-- begin --
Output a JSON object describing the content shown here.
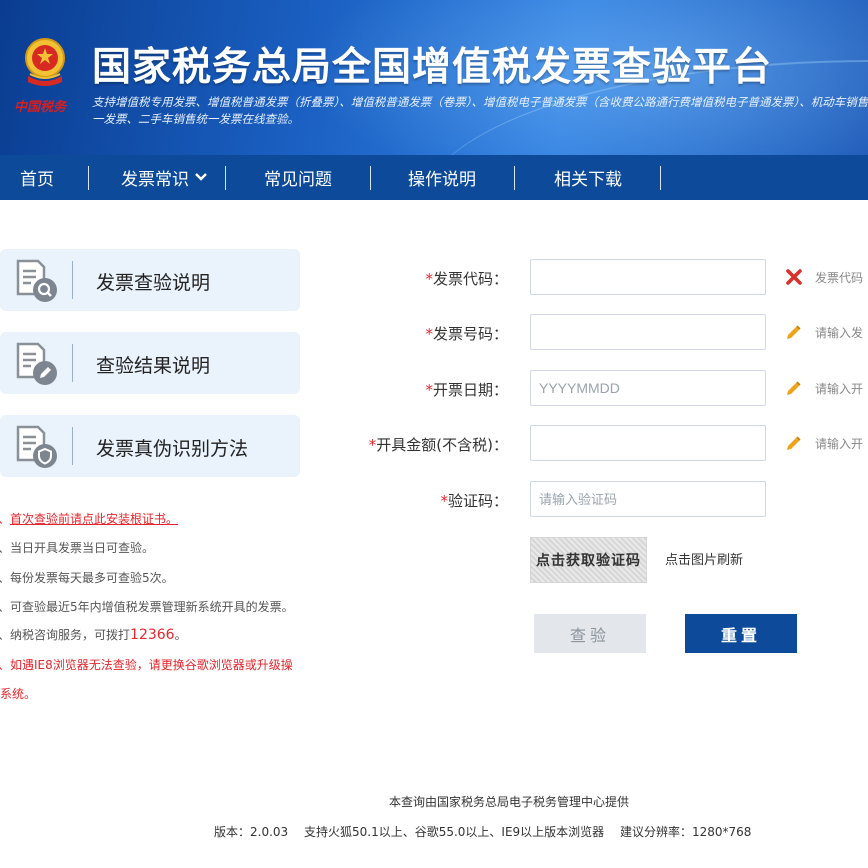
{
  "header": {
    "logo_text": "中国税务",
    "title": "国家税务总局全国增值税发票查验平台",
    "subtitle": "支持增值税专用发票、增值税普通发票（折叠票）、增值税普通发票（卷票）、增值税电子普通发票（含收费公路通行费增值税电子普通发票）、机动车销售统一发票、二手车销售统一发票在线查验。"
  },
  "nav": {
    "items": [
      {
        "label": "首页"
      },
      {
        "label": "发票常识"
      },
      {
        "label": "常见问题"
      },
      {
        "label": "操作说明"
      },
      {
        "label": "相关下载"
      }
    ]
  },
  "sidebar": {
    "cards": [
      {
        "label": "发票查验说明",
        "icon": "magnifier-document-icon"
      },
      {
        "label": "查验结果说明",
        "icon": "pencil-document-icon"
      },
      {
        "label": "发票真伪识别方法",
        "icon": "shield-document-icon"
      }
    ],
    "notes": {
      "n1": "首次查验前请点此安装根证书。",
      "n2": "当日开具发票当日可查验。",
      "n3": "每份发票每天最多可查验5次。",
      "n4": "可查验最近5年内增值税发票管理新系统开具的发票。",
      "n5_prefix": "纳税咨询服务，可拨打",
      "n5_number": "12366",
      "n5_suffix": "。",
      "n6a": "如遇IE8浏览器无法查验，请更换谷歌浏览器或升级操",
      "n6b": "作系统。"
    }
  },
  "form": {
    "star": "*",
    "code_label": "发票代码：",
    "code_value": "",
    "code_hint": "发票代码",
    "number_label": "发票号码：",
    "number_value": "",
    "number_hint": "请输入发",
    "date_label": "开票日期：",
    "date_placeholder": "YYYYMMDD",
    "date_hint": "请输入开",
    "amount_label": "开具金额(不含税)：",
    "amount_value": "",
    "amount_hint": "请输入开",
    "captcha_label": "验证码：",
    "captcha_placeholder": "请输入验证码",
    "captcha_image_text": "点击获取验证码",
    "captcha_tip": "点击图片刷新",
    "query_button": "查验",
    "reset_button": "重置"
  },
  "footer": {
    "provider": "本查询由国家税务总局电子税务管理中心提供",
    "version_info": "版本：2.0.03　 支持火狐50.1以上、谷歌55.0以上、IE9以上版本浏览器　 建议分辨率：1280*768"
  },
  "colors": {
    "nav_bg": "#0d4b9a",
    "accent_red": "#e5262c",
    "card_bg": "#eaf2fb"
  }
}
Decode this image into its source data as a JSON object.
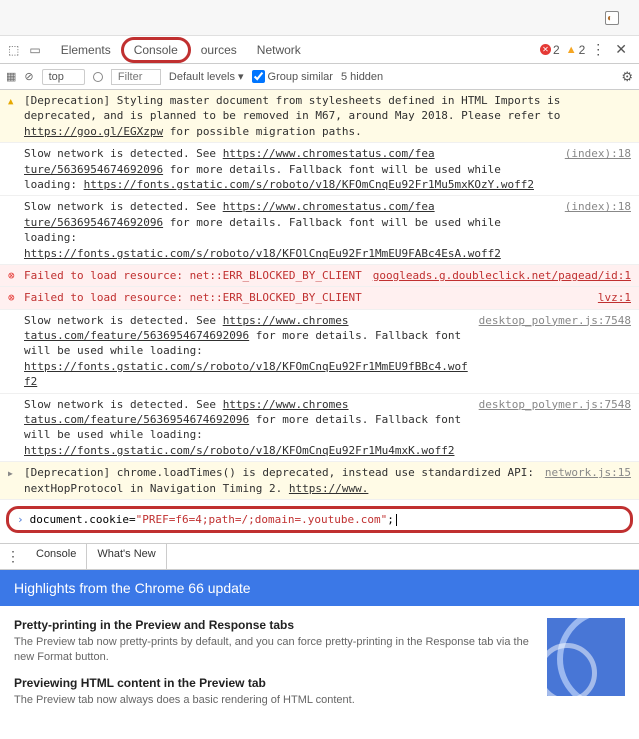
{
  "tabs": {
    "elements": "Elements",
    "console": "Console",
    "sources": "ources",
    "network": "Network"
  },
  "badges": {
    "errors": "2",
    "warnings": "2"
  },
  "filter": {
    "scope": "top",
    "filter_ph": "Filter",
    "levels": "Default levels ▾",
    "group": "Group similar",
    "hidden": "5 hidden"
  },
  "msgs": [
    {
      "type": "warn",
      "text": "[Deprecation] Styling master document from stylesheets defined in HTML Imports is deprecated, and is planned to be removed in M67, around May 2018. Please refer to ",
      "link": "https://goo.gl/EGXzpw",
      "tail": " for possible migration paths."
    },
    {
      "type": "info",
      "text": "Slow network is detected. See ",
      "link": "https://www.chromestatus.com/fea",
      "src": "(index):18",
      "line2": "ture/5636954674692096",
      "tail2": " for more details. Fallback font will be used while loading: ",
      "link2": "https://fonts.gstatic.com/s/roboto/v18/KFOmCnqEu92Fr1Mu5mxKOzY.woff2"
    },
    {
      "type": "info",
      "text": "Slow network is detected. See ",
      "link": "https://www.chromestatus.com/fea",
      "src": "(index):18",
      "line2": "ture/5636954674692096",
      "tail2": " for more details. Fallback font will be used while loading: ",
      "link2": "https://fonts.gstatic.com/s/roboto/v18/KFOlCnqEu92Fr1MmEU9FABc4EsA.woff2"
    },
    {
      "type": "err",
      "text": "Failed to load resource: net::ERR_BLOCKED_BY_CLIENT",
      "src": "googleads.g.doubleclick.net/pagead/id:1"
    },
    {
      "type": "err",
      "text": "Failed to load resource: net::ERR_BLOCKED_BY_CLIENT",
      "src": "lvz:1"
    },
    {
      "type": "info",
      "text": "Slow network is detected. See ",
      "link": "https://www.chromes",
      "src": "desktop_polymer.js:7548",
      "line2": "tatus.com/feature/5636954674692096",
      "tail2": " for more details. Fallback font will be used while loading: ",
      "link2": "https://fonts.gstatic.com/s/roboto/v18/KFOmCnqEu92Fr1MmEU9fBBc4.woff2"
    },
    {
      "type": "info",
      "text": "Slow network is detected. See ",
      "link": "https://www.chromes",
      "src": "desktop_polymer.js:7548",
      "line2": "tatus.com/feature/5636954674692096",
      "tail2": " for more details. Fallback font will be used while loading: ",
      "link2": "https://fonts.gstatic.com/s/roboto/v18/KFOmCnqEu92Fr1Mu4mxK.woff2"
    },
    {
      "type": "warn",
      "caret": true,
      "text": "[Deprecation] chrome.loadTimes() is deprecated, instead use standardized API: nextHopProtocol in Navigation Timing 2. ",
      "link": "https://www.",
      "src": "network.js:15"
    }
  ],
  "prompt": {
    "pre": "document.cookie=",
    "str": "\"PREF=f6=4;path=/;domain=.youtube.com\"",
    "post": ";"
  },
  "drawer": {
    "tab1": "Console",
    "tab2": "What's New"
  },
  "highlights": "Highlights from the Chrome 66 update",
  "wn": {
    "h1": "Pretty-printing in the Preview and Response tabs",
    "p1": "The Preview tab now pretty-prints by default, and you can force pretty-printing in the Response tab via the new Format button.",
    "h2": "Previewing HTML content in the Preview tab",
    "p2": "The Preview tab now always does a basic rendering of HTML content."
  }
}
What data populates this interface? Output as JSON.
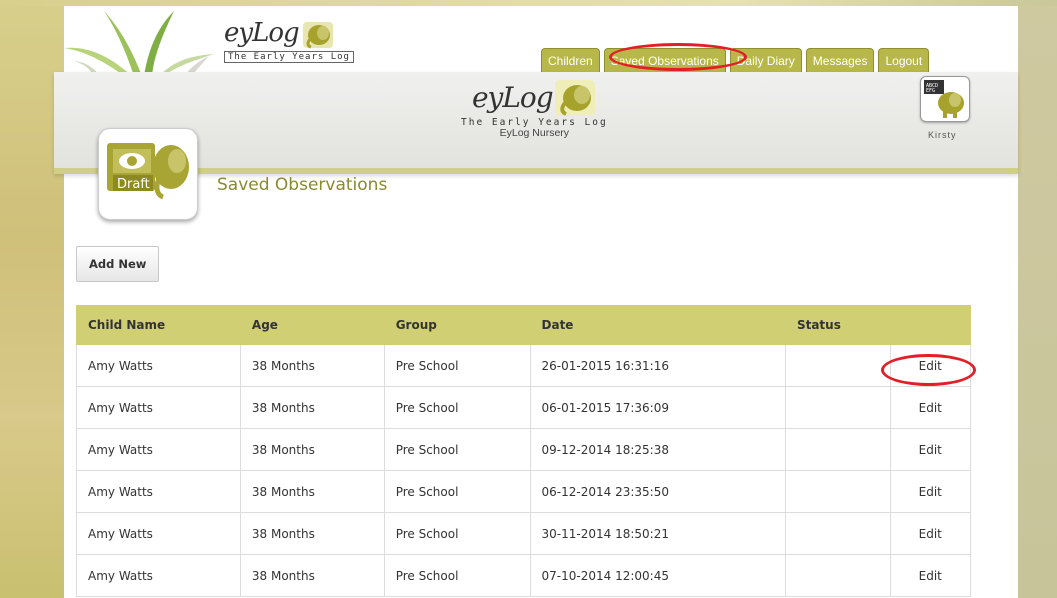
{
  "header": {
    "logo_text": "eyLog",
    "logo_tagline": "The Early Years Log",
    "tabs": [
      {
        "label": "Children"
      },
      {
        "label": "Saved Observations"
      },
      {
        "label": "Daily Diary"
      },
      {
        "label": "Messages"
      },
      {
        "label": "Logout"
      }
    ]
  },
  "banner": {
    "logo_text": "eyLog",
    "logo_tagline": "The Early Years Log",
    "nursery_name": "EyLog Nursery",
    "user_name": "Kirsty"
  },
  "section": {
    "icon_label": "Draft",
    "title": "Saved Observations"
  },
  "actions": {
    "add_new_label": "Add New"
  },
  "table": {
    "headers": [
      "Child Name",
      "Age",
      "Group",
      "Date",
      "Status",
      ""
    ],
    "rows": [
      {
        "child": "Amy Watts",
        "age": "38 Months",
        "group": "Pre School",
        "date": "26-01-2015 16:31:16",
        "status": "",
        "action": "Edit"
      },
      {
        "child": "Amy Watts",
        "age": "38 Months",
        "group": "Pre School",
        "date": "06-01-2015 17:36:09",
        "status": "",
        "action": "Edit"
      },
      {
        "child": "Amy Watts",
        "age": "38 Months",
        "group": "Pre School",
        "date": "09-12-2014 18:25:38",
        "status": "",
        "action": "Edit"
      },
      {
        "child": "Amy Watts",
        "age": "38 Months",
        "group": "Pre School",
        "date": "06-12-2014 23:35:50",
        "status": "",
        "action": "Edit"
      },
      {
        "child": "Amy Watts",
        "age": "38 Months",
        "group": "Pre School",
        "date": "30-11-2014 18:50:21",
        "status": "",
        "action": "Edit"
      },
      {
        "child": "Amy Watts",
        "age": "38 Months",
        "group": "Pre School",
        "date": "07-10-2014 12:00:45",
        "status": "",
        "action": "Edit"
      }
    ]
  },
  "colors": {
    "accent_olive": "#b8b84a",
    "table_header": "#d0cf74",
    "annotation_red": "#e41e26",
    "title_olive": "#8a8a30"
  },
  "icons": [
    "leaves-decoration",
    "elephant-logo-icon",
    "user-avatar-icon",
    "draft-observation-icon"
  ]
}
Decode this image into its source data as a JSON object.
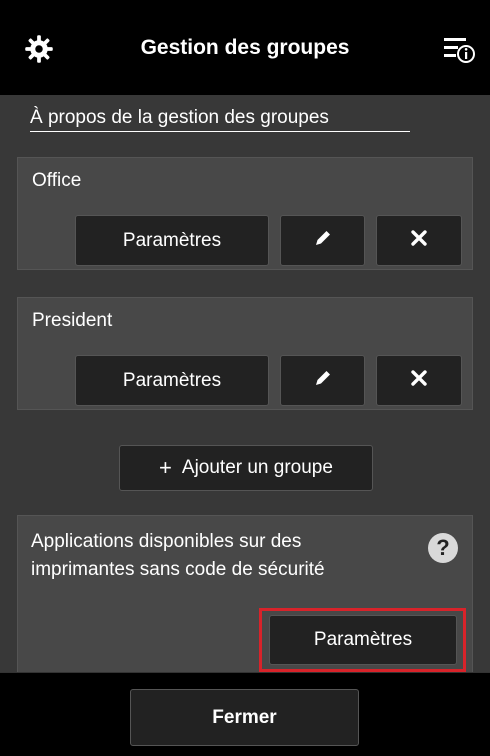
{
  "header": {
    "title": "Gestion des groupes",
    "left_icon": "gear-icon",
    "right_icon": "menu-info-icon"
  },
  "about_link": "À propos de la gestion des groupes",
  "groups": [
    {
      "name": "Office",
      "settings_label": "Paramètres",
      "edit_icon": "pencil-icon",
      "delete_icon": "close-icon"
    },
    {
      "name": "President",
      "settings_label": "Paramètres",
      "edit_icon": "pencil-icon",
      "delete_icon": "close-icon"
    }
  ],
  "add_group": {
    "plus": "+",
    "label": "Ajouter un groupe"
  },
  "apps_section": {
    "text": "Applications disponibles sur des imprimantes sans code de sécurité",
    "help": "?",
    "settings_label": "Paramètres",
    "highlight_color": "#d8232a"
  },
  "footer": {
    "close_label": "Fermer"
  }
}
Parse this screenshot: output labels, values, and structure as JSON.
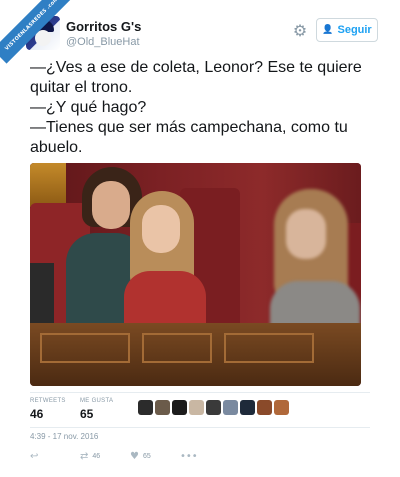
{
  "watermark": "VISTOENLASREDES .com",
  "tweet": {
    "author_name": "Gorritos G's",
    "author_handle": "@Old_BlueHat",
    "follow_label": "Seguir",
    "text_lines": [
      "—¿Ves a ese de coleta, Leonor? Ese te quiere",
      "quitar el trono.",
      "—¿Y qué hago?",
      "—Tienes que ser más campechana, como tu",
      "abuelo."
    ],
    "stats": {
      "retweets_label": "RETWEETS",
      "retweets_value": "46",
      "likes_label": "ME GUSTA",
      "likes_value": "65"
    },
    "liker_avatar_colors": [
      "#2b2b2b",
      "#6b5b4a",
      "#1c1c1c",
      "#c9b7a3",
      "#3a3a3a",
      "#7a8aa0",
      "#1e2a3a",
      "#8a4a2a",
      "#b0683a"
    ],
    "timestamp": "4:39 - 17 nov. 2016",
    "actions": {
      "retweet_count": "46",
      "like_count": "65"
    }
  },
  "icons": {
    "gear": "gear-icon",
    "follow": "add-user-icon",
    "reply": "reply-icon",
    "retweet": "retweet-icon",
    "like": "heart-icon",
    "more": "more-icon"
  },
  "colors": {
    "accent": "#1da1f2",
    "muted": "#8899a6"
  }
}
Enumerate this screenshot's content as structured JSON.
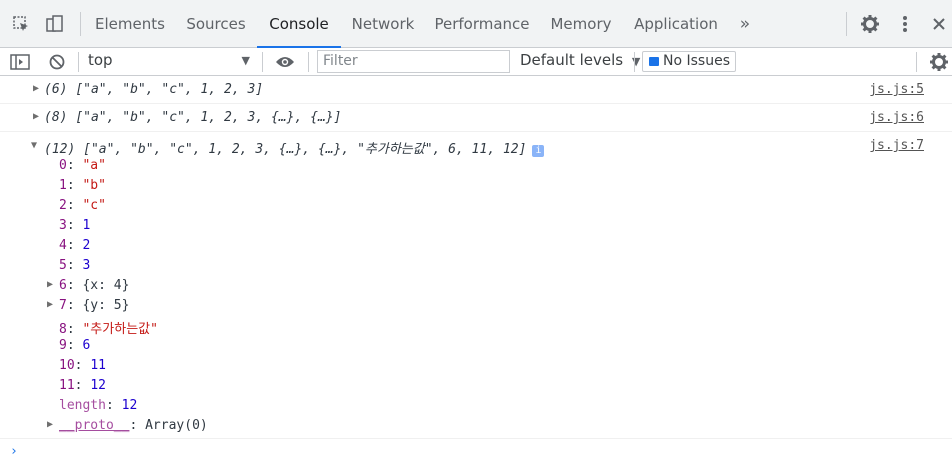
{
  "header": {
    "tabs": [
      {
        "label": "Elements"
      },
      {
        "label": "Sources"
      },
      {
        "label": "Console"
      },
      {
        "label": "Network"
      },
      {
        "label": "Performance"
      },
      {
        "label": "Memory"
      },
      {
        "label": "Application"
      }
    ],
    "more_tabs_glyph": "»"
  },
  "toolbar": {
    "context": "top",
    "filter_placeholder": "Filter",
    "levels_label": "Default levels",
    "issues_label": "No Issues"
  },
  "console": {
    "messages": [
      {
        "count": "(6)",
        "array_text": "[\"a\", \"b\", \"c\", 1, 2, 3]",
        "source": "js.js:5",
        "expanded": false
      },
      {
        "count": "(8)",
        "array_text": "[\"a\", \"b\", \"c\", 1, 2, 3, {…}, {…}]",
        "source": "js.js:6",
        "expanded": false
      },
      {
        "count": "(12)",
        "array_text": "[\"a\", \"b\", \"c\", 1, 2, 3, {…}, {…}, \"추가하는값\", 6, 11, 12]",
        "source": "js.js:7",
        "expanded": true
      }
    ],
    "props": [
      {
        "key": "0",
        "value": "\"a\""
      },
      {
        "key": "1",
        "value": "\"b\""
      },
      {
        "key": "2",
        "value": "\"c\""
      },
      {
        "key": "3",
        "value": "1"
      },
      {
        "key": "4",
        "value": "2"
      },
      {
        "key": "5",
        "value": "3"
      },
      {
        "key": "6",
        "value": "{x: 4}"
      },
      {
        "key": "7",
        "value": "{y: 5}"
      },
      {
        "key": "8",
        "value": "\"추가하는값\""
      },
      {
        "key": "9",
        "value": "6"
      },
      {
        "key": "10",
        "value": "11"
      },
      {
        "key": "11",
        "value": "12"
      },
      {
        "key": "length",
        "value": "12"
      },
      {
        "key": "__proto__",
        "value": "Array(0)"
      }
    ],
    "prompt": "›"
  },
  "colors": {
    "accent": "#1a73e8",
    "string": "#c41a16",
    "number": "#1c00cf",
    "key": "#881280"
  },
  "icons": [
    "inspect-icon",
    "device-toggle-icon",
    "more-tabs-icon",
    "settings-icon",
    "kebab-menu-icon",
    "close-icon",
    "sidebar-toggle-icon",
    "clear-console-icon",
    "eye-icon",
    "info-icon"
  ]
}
-- end --
Scan the material above. Extract every line in which the word "from" occurs.

      "text": "[Deprecation] Styling master document from stylesheets defined in HTML Imports is deprecated, and is planned to be removed in M67, around May 2018. Please refer to ",
  "highlights": "Highlights from the Chrome 66 update",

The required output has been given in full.